Work to do:
Extract the listing in its entirety, keeping each line identical to the original.

Exercise data:
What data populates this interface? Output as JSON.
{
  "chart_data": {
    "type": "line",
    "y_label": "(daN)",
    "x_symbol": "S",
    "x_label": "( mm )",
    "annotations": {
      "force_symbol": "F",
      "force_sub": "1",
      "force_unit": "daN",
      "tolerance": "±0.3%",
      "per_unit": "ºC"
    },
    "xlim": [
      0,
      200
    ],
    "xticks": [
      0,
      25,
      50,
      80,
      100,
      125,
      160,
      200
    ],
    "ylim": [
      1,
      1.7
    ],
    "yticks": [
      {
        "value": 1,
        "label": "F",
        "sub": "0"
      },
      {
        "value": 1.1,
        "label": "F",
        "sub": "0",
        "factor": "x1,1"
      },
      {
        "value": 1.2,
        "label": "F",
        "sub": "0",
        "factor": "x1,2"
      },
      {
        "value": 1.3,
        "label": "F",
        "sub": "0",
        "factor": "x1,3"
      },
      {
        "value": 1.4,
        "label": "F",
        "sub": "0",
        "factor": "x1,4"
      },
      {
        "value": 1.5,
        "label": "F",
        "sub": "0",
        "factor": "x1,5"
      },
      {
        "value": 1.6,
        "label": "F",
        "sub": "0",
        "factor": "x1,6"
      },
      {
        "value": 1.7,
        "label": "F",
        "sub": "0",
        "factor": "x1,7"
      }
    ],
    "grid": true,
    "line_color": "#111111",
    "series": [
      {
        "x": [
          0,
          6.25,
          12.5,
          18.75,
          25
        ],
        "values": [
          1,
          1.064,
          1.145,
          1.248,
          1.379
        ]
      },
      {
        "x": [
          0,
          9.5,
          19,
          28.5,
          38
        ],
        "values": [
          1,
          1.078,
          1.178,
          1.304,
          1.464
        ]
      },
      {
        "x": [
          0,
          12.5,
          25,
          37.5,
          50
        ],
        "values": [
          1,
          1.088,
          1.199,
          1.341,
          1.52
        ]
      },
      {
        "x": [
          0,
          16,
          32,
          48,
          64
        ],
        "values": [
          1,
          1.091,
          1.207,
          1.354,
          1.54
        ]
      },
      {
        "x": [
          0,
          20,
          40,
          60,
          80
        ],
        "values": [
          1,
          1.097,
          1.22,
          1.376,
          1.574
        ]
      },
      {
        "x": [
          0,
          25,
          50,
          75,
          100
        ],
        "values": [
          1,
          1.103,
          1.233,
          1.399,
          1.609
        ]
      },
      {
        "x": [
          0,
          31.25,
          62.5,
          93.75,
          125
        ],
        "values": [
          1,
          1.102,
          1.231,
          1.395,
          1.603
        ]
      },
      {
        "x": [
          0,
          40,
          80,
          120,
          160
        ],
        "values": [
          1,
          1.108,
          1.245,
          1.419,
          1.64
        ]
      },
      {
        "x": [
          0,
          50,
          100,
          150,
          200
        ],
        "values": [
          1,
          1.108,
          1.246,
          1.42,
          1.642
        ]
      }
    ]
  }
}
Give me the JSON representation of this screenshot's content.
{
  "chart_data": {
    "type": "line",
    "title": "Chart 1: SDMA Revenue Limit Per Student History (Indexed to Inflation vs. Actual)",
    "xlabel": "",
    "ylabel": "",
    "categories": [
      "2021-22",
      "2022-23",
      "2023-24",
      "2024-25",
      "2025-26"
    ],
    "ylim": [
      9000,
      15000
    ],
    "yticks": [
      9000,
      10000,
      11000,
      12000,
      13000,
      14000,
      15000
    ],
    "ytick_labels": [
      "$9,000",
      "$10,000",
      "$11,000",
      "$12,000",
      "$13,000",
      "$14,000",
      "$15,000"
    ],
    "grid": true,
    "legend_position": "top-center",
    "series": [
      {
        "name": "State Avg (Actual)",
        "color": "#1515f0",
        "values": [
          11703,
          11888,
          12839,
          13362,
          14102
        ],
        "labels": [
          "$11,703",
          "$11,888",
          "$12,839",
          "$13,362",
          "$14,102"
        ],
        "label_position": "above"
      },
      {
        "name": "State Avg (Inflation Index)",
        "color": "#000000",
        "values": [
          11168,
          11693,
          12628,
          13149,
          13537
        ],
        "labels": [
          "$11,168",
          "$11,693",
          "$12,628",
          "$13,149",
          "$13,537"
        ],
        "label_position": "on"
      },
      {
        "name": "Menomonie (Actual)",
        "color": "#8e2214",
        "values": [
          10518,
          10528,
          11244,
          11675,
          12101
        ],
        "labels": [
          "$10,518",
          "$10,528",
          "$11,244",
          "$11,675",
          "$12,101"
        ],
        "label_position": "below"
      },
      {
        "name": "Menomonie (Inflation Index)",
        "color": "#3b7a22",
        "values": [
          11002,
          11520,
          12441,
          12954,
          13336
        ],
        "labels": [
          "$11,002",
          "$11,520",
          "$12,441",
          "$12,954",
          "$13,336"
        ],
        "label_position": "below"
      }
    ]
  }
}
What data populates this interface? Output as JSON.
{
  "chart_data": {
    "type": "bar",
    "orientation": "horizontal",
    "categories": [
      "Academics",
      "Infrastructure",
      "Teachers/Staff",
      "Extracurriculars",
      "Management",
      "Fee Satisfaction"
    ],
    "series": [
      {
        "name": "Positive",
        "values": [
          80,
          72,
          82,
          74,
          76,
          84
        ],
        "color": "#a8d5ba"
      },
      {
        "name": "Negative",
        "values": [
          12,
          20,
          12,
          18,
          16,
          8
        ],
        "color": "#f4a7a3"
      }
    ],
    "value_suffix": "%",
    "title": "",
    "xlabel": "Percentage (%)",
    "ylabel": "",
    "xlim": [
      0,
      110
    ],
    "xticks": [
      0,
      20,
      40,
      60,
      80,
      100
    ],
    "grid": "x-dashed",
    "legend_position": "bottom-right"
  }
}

Answer to this exercise:
What data populates this interface? Output as JSON.
{
  "chart_data": {
    "type": "line",
    "y_label": "(daN)",
    "x_symbol": "S",
    "x_label": "( mm )",
    "annotations": {
      "force_symbol": "F",
      "force_sub": "1",
      "force_unit": "daN",
      "tolerance": "±0.3%",
      "per_unit": "ºC"
    },
    "xlim": [
      0,
      200
    ],
    "xticks": [
      0,
      25,
      50,
      80,
      100,
      125,
      160,
      200
    ],
    "ylim": [
      1,
      1.7
    ],
    "yticks": [
      {
        "value": 1,
        "label": "F",
        "sub": "0"
      },
      {
        "value": 1.1,
        "label": "F",
        "sub": "0",
        "factor": "x1,1"
      },
      {
        "value": 1.2,
        "label": "F",
        "sub": "0",
        "factor": "x1,2"
      },
      {
        "value": 1.3,
        "label": "F",
        "sub": "0",
        "factor": "x1,3"
      },
      {
        "value": 1.4,
        "label": "F",
        "sub": "0",
        "factor": "x1,4"
      },
      {
        "value": 1.5,
        "label": "F",
        "sub": "0",
        "factor": "x1,5"
      },
      {
        "value": 1.6,
        "label": "F",
        "sub": "0",
        "factor": "x1,6"
      },
      {
        "value": 1.7,
        "label": "F",
        "sub": "0",
        "factor": "x1,7"
      }
    ],
    "grid": true,
    "line_color": "#111111",
    "series": [
      {
        "x": [
          0,
          6.25,
          12.5,
          18.75,
          25
        ],
        "values": [
          1,
          1.064,
          1.145,
          1.248,
          1.379
        ]
      },
      {
        "x": [
          0,
          9.5,
          19,
          28.5,
          38
        ],
        "values": [
          1,
          1.078,
          1.178,
          1.304,
          1.464
        ]
      },
      {
        "x": [
          0,
          12.5,
          25,
          37.5,
          50
        ],
        "values": [
          1,
          1.088,
          1.199,
          1.341,
          1.52
        ]
      },
      {
        "x": [
          0,
          16,
          32,
          48,
          64
        ],
        "values": [
          1,
          1.091,
          1.207,
          1.354,
          1.54
        ]
      },
      {
        "x": [
          0,
          20,
          40,
          60,
          80
        ],
        "values": [
          1,
          1.097,
          1.22,
          1.376,
          1.574
        ]
      },
      {
        "x": [
          0,
          25,
          50,
          75,
          100
        ],
        "values": [
          1,
          1.103,
          1.233,
          1.399,
          1.609
        ]
      },
      {
        "x": [
          0,
          31.25,
          62.5,
          93.75,
          125
        ],
        "values": [
          1,
          1.102,
          1.231,
          1.395,
          1.603
        ]
      },
      {
        "x": [
          0,
          40,
          80,
          120,
          160
        ],
        "values": [
          1,
          1.108,
          1.245,
          1.419,
          1.64
        ]
      },
      {
        "x": [
          0,
          50,
          100,
          150,
          200
        ],
        "values": [
          1,
          1.108,
          1.246,
          1.42,
          1.642
        ]
      }
    ]
  }
}
Give me the JSON representation of this screenshot's content.
{
  "chart_data": {
    "type": "line",
    "title": "Chart 1: SDMA Revenue Limit Per Student History (Indexed to Inflation vs. Actual)",
    "xlabel": "",
    "ylabel": "",
    "categories": [
      "2021-22",
      "2022-23",
      "2023-24",
      "2024-25",
      "2025-26"
    ],
    "ylim": [
      9000,
      15000
    ],
    "yticks": [
      9000,
      10000,
      11000,
      12000,
      13000,
      14000,
      15000
    ],
    "ytick_labels": [
      "$9,000",
      "$10,000",
      "$11,000",
      "$12,000",
      "$13,000",
      "$14,000",
      "$15,000"
    ],
    "grid": true,
    "legend_position": "top-center",
    "series": [
      {
        "name": "State Avg (Actual)",
        "color": "#1515f0",
        "values": [
          11703,
          11888,
          12839,
          13362,
          14102
        ],
        "labels": [
          "$11,703",
          "$11,888",
          "$12,839",
          "$13,362",
          "$14,102"
        ],
        "label_position": "above"
      },
      {
        "name": "State Avg (Inflation Index)",
        "color": "#000000",
        "values": [
          11168,
          11693,
          12628,
          13149,
          13537
        ],
        "labels": [
          "$11,168",
          "$11,693",
          "$12,628",
          "$13,149",
          "$13,537"
        ],
        "label_position": "on"
      },
      {
        "name": "Menomonie (Actual)",
        "color": "#8e2214",
        "values": [
          10518,
          10528,
          11244,
          11675,
          12101
        ],
        "labels": [
          "$10,518",
          "$10,528",
          "$11,244",
          "$11,675",
          "$12,101"
        ],
        "label_position": "below"
      },
      {
        "name": "Menomonie (Inflation Index)",
        "color": "#3b7a22",
        "values": [
          11002,
          11520,
          12441,
          12954,
          13336
        ],
        "labels": [
          "$11,002",
          "$11,520",
          "$12,441",
          "$12,954",
          "$13,336"
        ],
        "label_position": "below"
      }
    ]
  }
}
What data populates this interface? Output as JSON.
{
  "chart_data": {
    "type": "bar",
    "orientation": "horizontal",
    "categories": [
      "Academics",
      "Infrastructure",
      "Teachers/Staff",
      "Extracurriculars",
      "Management",
      "Fee Satisfaction"
    ],
    "series": [
      {
        "name": "Positive",
        "values": [
          80,
          72,
          82,
          74,
          76,
          84
        ],
        "color": "#a8d5ba"
      },
      {
        "name": "Negative",
        "values": [
          12,
          20,
          12,
          18,
          16,
          8
        ],
        "color": "#f4a7a3"
      }
    ],
    "value_suffix": "%",
    "title": "",
    "xlabel": "Percentage (%)",
    "ylabel": "",
    "xlim": [
      0,
      110
    ],
    "xticks": [
      0,
      20,
      40,
      60,
      80,
      100
    ],
    "grid": "x-dashed",
    "legend_position": "bottom-right"
  }
}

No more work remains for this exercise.